Written problem
Reproduce every entry exactly and leave its pictures out.

* * * *

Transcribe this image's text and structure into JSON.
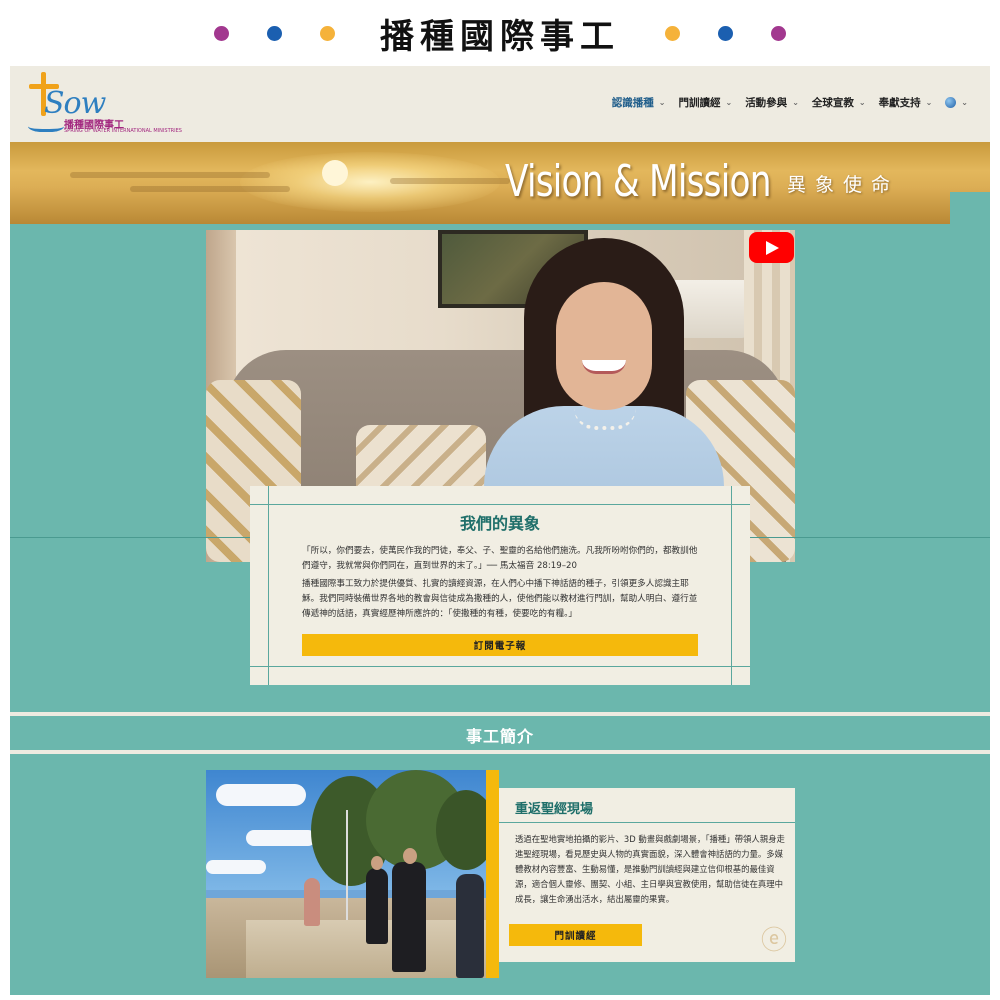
{
  "page_title": "播種國際事工",
  "dots": {
    "left": [
      "#a2388f",
      "#1b5fb0",
      "#f5b23a"
    ],
    "right": [
      "#f5b23a",
      "#1b5fb0",
      "#a2388f"
    ]
  },
  "logo": {
    "text": "Sow",
    "cn": "播種國際事工",
    "en": "SPRING OF WATER INTERNATIONAL MINISTRIES"
  },
  "nav": {
    "items": [
      {
        "label": "認識播種",
        "active": true
      },
      {
        "label": "門訓讀經",
        "active": false
      },
      {
        "label": "活動參與",
        "active": false
      },
      {
        "label": "全球宣教",
        "active": false
      },
      {
        "label": "奉獻支持",
        "active": false
      }
    ],
    "language_icon": "globe-icon"
  },
  "hero": {
    "title": "Vision & Mission",
    "subtitle": "異象使命"
  },
  "video": {
    "play_icon": "youtube-play-icon"
  },
  "vision": {
    "title": "我們的異象",
    "quote": "「所以，你們要去，使萬民作我的門徒，奉父、子、聖靈的名給他們施洗。凡我所吩咐你們的，都教訓他們遵守，我就常與你們同在，直到世界的末了。」── 馬太福音 28:19–20",
    "text": "播種國際事工致力於提供優質、扎實的讀經資源，在人們心中播下神話語的種子，引領更多人認識主耶穌。我們同時裝備世界各地的教會與信徒成為撒種的人，使他們能以教材進行門訓，幫助人明白、遵行並傳遞神的話語，真實經歷神所應許的：「使撒種的有種，使要吃的有糧。」",
    "button": "訂閱電子報"
  },
  "section": {
    "title": "事工簡介"
  },
  "ministry": {
    "title": "重返聖經現場",
    "text": "透過在聖地實地拍攝的影片、3D 動畫與戲劇場景，「播種」帶領人親身走進聖經現場，看見歷史與人物的真實面貌，深入體會神話語的力量。多媒體教材內容豐富、生動易懂，是推動門訓讀經與建立信仰根基的最佳資源，適合個人靈修、團契、小組、主日學與宣教使用，幫助信徒在真理中成長，讓生命湧出活水，結出屬靈的果實。",
    "button": "門訓讀經"
  },
  "colors": {
    "teal": "#6bb7ad",
    "cream": "#f1eee3",
    "gold": "#f5b90c",
    "heading_teal": "#1f6f6a"
  }
}
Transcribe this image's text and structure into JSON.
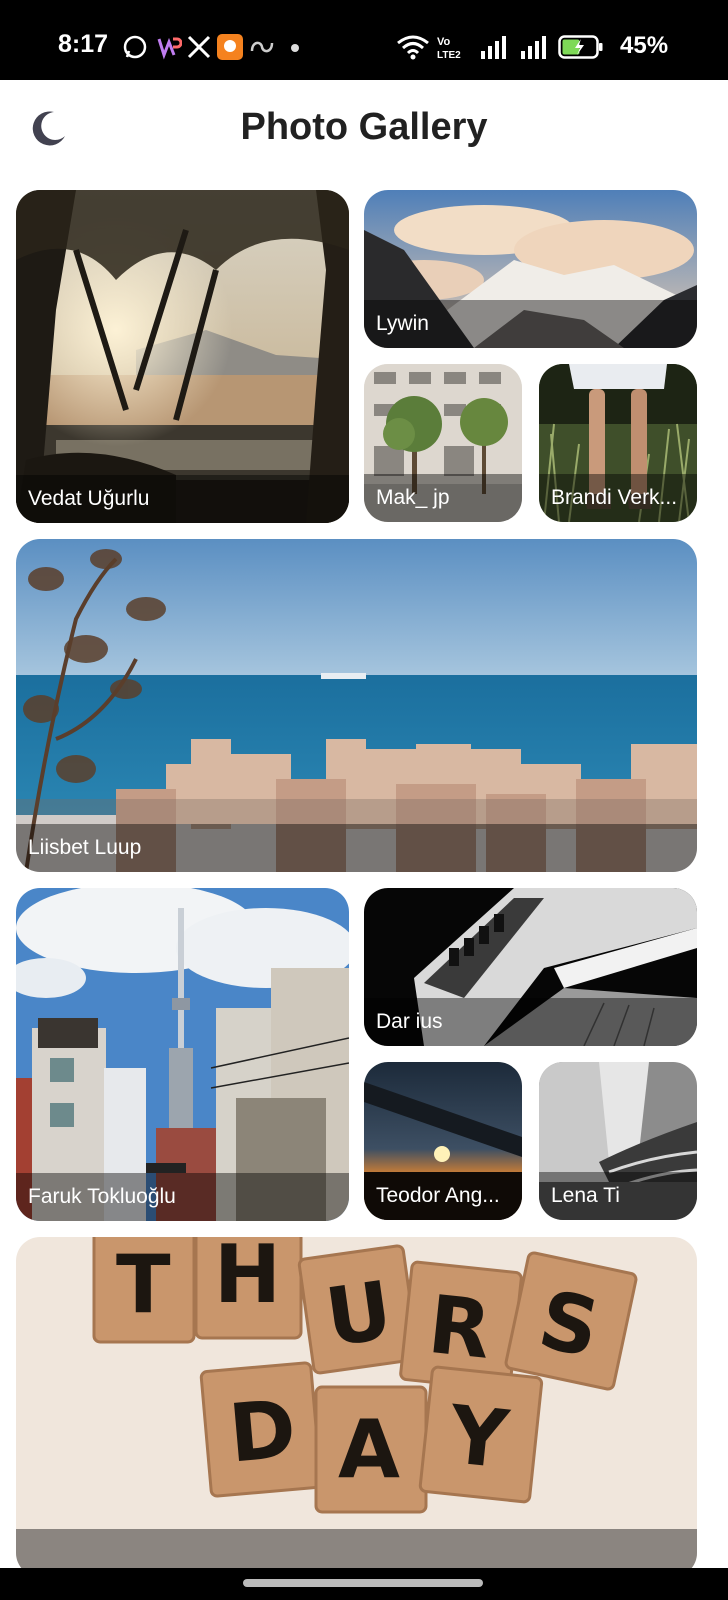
{
  "status_bar": {
    "time": "8:17",
    "battery_percent": "45%",
    "left_icons": [
      "whatsapp-icon",
      "wp-icon",
      "x-icon",
      "bell-app-icon",
      "loop-icon"
    ],
    "right_icons": [
      "wifi-icon",
      "volte-icon",
      "signal-icon",
      "signal-icon",
      "battery-charging-icon"
    ]
  },
  "app_bar": {
    "title": "Photo Gallery",
    "theme_icon": "moon-icon"
  },
  "gallery": {
    "photos": [
      {
        "author": "Vedat Uğurlu"
      },
      {
        "author": "Lywin"
      },
      {
        "author": "Mak_ jp"
      },
      {
        "author": "Brandi Verk..."
      },
      {
        "author": "Liisbet Luup"
      },
      {
        "author": "Faruk Tokluoğlu"
      },
      {
        "author": "Dar ius"
      },
      {
        "author": "Teodor Ang..."
      },
      {
        "author": "Lena Ti"
      },
      {
        "author": ""
      }
    ]
  },
  "colors": {
    "appbar_bg": "#ffffff",
    "title_text": "#212121",
    "status_bar_bg": "#000000",
    "battery_accent": "#7ED957"
  }
}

* * * *

Exercise answer
Transcribe this image's text and structure into JSON.
{
  "page_title": "播種國際事工",
  "dots": {
    "left": [
      "#a2388f",
      "#1b5fb0",
      "#f5b23a"
    ],
    "right": [
      "#f5b23a",
      "#1b5fb0",
      "#a2388f"
    ]
  },
  "logo": {
    "text": "Sow",
    "cn": "播種國際事工",
    "en": "SPRING OF WATER INTERNATIONAL MINISTRIES"
  },
  "nav": {
    "items": [
      {
        "label": "認識播種",
        "active": true
      },
      {
        "label": "門訓讀經",
        "active": false
      },
      {
        "label": "活動參與",
        "active": false
      },
      {
        "label": "全球宣教",
        "active": false
      },
      {
        "label": "奉獻支持",
        "active": false
      }
    ],
    "language_icon": "globe-icon"
  },
  "hero": {
    "title": "Vision & Mission",
    "subtitle": "異象使命"
  },
  "video": {
    "play_icon": "youtube-play-icon"
  },
  "vision": {
    "title": "我們的異象",
    "quote": "「所以，你們要去，使萬民作我的門徒，奉父、子、聖靈的名給他們施洗。凡我所吩咐你們的，都教訓他們遵守，我就常與你們同在，直到世界的末了。」── 馬太福音 28:19–20",
    "text": "播種國際事工致力於提供優質、扎實的讀經資源，在人們心中播下神話語的種子，引領更多人認識主耶穌。我們同時裝備世界各地的教會與信徒成為撒種的人，使他們能以教材進行門訓，幫助人明白、遵行並傳遞神的話語，真實經歷神所應許的：「使撒種的有種，使要吃的有糧。」",
    "button": "訂閱電子報"
  },
  "section": {
    "title": "事工簡介"
  },
  "ministry": {
    "title": "重返聖經現場",
    "text": "透過在聖地實地拍攝的影片、3D 動畫與戲劇場景，「播種」帶領人親身走進聖經現場，看見歷史與人物的真實面貌，深入體會神話語的力量。多媒體教材內容豐富、生動易懂，是推動門訓讀經與建立信仰根基的最佳資源，適合個人靈修、團契、小組、主日學與宣教使用，幫助信徒在真理中成長，讓生命湧出活水，結出屬靈的果實。",
    "button": "門訓讀經"
  },
  "colors": {
    "teal": "#6bb7ad",
    "cream": "#f1eee3",
    "gold": "#f5b90c",
    "heading_teal": "#1f6f6a"
  }
}
Transcribe this image's text and structure into JSON.
{
  "status_bar": {
    "time": "8:17",
    "battery_percent": "45%",
    "left_icons": [
      "whatsapp-icon",
      "wp-icon",
      "x-icon",
      "bell-app-icon",
      "loop-icon"
    ],
    "right_icons": [
      "wifi-icon",
      "volte-icon",
      "signal-icon",
      "signal-icon",
      "battery-charging-icon"
    ]
  },
  "app_bar": {
    "title": "Photo Gallery",
    "theme_icon": "moon-icon"
  },
  "gallery": {
    "photos": [
      {
        "author": "Vedat Uğurlu"
      },
      {
        "author": "Lywin"
      },
      {
        "author": "Mak_ jp"
      },
      {
        "author": "Brandi Verk..."
      },
      {
        "author": "Liisbet Luup"
      },
      {
        "author": "Faruk Tokluoğlu"
      },
      {
        "author": "Dar ius"
      },
      {
        "author": "Teodor Ang..."
      },
      {
        "author": "Lena Ti"
      },
      {
        "author": ""
      }
    ]
  },
  "colors": {
    "appbar_bg": "#ffffff",
    "title_text": "#212121",
    "status_bar_bg": "#000000",
    "battery_accent": "#7ED957"
  }
}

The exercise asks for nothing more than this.